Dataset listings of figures

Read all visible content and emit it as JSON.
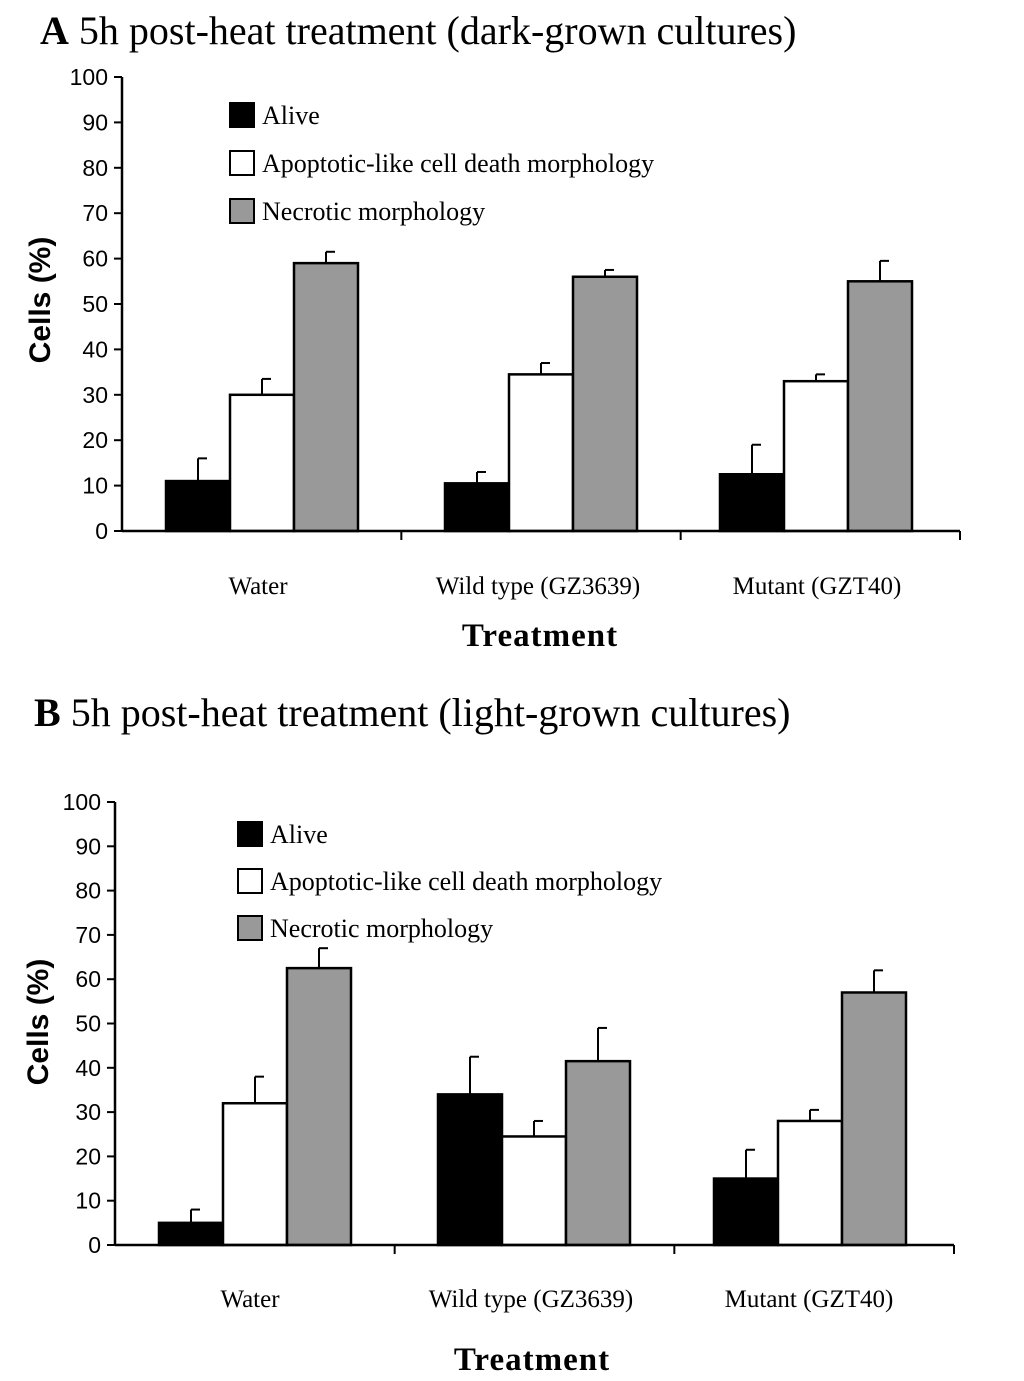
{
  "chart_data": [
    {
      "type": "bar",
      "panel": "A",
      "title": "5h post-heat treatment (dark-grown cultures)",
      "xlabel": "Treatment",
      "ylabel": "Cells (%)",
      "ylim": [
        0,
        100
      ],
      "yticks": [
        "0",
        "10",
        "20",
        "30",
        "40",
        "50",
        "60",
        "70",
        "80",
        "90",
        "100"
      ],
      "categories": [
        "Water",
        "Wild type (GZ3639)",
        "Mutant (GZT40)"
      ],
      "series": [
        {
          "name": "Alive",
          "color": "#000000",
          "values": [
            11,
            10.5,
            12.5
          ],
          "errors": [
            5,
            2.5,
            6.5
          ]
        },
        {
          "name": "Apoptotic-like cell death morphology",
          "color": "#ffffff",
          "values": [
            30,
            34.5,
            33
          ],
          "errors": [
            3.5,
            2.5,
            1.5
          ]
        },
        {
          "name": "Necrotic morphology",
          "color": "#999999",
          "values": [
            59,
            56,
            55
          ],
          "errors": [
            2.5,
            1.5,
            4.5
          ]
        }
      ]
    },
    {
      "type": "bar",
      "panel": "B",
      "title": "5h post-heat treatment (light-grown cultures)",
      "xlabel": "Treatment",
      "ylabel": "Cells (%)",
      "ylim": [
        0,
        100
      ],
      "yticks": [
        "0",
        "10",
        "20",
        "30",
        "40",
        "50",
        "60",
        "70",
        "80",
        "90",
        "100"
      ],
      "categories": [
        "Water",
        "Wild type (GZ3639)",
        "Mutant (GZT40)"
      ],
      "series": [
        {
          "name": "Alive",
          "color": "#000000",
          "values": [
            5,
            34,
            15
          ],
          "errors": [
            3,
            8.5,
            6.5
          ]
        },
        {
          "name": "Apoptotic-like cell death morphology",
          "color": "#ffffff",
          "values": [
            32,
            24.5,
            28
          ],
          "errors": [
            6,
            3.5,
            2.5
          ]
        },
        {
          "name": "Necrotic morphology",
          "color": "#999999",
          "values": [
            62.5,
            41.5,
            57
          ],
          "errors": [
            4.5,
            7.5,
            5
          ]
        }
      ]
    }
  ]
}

---

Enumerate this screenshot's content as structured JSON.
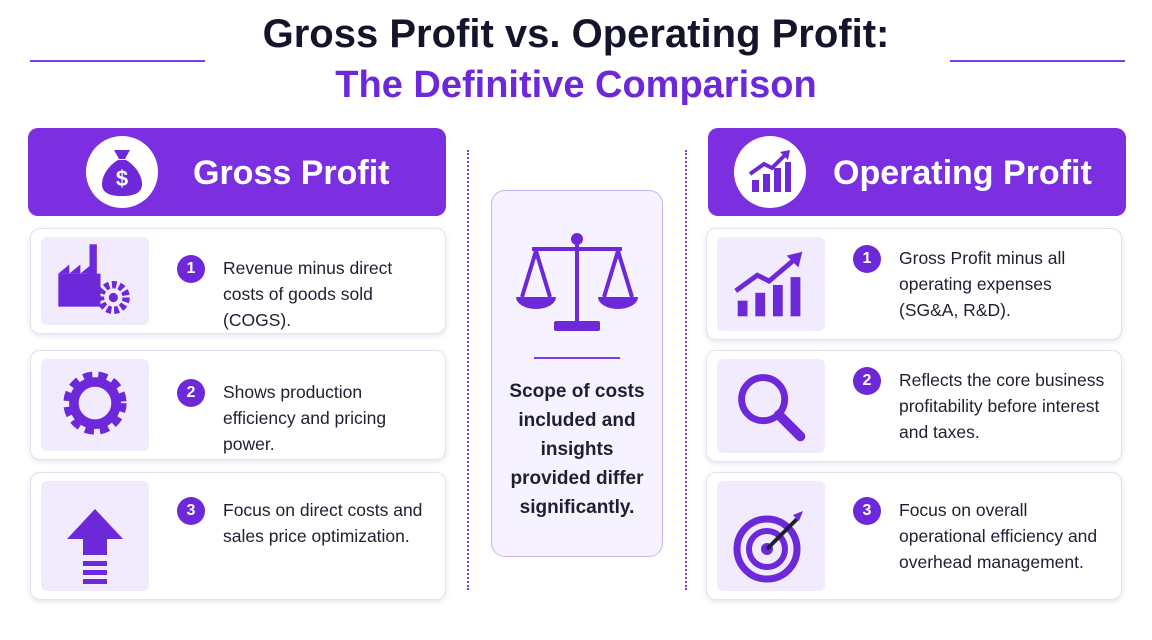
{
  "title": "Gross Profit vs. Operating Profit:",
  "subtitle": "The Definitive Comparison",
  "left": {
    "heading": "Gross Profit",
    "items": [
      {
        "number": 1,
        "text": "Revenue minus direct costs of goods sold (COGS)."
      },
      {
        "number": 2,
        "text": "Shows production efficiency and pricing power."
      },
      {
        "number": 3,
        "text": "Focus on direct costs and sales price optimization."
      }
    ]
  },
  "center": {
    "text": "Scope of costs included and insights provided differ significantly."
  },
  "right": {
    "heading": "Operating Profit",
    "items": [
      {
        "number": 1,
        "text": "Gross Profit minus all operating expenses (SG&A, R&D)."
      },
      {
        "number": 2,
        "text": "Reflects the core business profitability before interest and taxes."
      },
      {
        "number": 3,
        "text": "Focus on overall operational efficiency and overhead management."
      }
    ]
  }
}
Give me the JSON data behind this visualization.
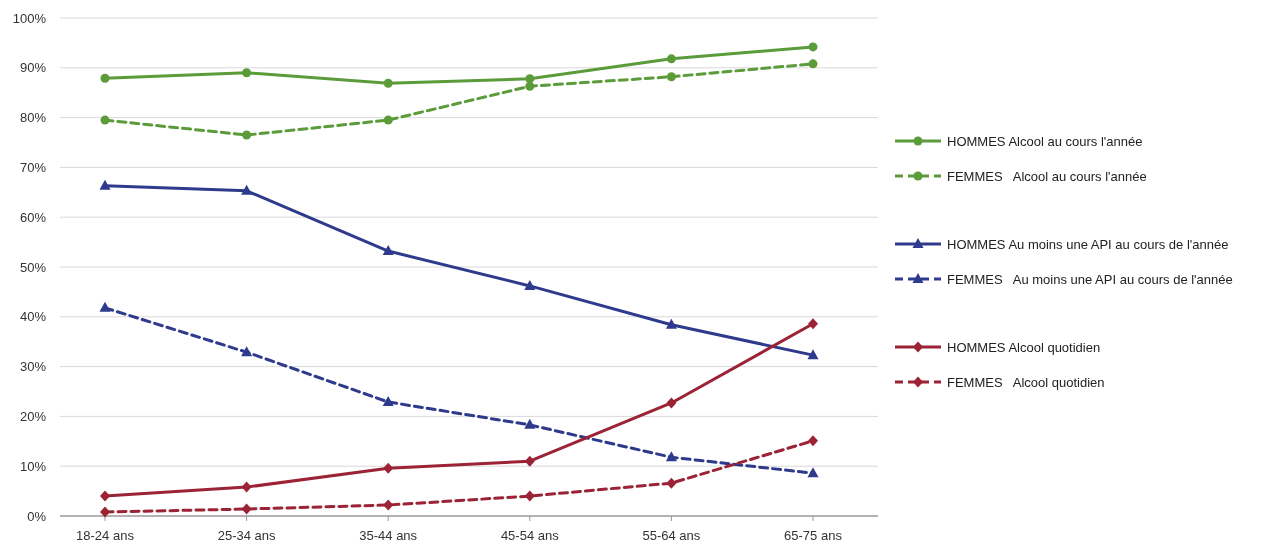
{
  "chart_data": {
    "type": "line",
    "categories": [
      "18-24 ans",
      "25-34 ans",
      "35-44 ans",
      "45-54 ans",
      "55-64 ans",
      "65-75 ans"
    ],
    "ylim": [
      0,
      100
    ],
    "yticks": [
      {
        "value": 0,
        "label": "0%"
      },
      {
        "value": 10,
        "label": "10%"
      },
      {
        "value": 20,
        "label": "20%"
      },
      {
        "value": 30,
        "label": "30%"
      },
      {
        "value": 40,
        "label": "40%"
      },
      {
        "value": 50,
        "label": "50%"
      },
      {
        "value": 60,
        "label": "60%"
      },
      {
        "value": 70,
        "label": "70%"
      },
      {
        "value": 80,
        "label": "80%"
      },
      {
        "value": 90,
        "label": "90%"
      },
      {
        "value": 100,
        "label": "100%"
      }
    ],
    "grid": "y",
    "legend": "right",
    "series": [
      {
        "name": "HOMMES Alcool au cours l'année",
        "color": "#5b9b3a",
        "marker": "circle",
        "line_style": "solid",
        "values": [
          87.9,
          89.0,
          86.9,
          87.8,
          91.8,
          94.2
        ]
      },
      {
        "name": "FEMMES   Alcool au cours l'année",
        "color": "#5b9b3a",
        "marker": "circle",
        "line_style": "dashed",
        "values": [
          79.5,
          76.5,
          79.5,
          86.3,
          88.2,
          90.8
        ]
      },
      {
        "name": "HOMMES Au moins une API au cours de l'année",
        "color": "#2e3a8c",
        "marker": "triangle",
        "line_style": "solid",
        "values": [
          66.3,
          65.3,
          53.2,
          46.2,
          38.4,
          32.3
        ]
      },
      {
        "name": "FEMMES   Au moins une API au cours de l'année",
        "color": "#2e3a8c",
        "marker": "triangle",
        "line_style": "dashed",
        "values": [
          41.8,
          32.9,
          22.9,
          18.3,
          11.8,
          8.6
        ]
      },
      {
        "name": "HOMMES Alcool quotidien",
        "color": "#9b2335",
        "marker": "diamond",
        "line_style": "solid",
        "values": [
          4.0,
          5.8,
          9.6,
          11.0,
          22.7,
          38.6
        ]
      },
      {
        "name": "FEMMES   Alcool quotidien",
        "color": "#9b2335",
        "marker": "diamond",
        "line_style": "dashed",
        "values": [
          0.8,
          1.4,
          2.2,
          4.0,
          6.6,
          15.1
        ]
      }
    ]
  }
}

Given request
From the records above, pick out and copy each line holding the word "JSON".

Solution below
Read all visible content and emit it as JSON.
Enumerate this screenshot's content as structured JSON.
Give me the JSON data behind this visualization.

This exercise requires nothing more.